# Data shown start
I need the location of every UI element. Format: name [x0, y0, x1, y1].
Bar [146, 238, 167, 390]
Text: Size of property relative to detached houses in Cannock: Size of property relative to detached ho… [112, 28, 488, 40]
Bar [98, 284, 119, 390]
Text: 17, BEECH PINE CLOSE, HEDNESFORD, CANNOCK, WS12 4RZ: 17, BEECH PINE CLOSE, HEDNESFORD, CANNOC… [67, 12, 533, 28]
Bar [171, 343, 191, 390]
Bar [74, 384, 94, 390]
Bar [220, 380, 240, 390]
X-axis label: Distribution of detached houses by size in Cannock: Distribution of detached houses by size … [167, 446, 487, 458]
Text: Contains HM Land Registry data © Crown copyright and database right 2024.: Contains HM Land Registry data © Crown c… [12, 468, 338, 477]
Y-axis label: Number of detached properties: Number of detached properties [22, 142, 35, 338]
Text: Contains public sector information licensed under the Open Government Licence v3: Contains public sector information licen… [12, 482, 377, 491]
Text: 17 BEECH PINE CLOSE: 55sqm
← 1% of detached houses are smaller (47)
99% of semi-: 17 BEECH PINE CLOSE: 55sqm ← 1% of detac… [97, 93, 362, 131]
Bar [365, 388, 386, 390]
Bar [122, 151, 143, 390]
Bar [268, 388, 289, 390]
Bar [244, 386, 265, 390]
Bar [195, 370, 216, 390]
# Data shown end
→ Task to complete
Rename "Bar" to "Column" everywhere in the rows above, leaving every other character as it stands.

→ Response for this exercise
I need the location of every UI element. Format: name [x0, y0, x1, y1].
Column [146, 238, 167, 390]
Text: Size of property relative to detached houses in Cannock: Size of property relative to detached ho… [112, 28, 488, 40]
Column [98, 284, 119, 390]
Text: 17, BEECH PINE CLOSE, HEDNESFORD, CANNOCK, WS12 4RZ: 17, BEECH PINE CLOSE, HEDNESFORD, CANNOC… [67, 12, 533, 28]
Column [171, 343, 191, 390]
Column [74, 384, 94, 390]
Column [220, 380, 240, 390]
X-axis label: Distribution of detached houses by size in Cannock: Distribution of detached houses by size … [167, 446, 487, 458]
Text: Contains HM Land Registry data © Crown copyright and database right 2024.: Contains HM Land Registry data © Crown c… [12, 468, 338, 477]
Y-axis label: Number of detached properties: Number of detached properties [22, 142, 35, 338]
Text: Contains public sector information licensed under the Open Government Licence v3: Contains public sector information licen… [12, 482, 377, 491]
Text: 17 BEECH PINE CLOSE: 55sqm
← 1% of detached houses are smaller (47)
99% of semi-: 17 BEECH PINE CLOSE: 55sqm ← 1% of detac… [97, 93, 362, 131]
Column [365, 388, 386, 390]
Column [122, 151, 143, 390]
Column [268, 388, 289, 390]
Column [244, 386, 265, 390]
Column [195, 370, 216, 390]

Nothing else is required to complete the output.